TASK DIRECTIONS:
Work through the data and report how many lines include the string "distance", giving the number alone.

______

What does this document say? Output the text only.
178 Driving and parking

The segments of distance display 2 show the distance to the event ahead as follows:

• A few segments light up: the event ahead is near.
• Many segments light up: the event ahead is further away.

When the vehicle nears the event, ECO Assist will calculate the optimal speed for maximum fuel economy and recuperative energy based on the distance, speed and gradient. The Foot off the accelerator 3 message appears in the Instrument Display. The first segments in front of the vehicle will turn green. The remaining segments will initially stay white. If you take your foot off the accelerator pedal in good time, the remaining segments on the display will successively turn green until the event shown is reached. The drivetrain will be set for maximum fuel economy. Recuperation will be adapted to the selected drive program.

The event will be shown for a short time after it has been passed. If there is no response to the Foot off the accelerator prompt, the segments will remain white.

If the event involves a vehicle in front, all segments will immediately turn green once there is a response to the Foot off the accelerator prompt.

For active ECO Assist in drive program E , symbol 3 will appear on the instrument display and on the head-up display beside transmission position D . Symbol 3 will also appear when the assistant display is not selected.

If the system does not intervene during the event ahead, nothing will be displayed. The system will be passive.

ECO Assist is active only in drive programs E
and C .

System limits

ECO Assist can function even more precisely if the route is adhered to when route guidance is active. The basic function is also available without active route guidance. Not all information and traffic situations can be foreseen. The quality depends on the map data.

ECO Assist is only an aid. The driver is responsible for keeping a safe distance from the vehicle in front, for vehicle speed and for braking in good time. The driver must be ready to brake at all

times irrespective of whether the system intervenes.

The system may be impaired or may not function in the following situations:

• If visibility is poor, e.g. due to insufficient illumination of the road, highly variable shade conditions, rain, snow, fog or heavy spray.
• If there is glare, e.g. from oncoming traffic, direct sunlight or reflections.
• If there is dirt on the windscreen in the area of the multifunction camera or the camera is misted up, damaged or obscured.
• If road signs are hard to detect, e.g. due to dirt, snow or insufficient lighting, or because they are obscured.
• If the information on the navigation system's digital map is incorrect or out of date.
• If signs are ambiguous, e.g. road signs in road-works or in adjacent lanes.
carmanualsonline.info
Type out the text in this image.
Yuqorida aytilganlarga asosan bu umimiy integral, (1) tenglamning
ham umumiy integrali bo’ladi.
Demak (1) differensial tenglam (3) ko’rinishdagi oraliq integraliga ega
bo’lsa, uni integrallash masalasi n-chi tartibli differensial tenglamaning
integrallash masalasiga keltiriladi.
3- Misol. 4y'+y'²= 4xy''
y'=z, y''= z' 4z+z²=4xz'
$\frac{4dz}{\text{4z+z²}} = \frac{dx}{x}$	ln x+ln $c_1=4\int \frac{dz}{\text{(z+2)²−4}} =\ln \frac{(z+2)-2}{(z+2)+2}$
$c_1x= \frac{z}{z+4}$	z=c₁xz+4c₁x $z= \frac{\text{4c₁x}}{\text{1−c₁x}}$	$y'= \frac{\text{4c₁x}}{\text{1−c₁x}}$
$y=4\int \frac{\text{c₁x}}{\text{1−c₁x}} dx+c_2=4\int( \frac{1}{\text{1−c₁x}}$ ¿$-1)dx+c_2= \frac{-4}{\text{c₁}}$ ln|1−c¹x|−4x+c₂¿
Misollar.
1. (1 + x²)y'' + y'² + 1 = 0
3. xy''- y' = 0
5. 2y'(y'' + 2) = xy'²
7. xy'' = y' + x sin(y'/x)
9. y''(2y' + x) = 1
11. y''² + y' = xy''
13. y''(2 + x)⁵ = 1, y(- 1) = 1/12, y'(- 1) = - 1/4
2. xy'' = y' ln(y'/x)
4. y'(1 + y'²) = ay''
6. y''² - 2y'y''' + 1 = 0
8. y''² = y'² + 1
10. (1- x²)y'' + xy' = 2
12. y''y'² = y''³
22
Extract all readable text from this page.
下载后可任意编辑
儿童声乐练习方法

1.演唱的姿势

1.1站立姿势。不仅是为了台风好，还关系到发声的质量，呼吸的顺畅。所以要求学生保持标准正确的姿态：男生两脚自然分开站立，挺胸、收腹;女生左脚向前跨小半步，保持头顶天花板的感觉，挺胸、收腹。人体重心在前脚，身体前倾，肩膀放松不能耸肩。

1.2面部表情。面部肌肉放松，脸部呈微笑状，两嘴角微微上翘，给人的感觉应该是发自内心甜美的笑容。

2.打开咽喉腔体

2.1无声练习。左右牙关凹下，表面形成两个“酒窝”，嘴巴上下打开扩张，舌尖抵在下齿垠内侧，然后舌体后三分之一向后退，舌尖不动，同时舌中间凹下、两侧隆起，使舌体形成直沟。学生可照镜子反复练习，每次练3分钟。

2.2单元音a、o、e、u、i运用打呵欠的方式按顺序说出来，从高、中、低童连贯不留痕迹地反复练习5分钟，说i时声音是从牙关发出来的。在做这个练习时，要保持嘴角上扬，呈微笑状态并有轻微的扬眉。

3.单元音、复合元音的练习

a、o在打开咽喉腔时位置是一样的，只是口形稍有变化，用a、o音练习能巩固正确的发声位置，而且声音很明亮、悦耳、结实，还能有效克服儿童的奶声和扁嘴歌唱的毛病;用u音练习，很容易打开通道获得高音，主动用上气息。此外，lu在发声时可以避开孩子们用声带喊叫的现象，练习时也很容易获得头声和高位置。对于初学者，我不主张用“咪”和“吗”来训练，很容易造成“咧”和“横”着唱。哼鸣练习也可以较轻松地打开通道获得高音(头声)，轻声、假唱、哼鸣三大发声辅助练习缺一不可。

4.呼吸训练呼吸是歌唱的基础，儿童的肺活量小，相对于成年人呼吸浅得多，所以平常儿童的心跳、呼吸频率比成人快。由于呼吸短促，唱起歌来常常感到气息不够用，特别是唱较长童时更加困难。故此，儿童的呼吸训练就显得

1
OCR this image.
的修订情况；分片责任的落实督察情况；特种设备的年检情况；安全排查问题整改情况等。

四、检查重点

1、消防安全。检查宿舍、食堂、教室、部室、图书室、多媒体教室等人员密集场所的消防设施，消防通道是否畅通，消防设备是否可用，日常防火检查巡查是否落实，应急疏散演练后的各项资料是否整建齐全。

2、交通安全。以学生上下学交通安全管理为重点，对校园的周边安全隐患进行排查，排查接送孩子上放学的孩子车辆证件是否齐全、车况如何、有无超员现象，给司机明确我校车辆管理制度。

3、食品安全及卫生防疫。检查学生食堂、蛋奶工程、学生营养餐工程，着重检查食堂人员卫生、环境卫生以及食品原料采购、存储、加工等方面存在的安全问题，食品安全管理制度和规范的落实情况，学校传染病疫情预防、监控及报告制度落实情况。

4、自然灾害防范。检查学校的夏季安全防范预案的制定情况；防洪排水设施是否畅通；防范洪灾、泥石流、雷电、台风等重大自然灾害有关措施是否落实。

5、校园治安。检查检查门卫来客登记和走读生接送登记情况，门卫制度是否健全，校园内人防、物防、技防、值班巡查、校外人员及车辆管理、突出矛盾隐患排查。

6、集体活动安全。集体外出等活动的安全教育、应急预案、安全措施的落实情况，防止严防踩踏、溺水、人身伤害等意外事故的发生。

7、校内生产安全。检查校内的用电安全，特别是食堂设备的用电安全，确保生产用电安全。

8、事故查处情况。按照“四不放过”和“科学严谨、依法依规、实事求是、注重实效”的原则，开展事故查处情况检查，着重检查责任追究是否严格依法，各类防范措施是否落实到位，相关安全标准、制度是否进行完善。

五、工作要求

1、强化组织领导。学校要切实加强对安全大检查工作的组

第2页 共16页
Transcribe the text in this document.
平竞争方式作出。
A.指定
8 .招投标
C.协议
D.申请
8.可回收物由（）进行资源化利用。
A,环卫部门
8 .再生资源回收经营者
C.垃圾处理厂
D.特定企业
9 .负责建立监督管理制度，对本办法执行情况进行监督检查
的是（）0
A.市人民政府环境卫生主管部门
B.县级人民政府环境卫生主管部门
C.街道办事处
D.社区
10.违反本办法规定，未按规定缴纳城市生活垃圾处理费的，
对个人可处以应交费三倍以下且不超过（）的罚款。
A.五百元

______

ANSWER IN FULL:
3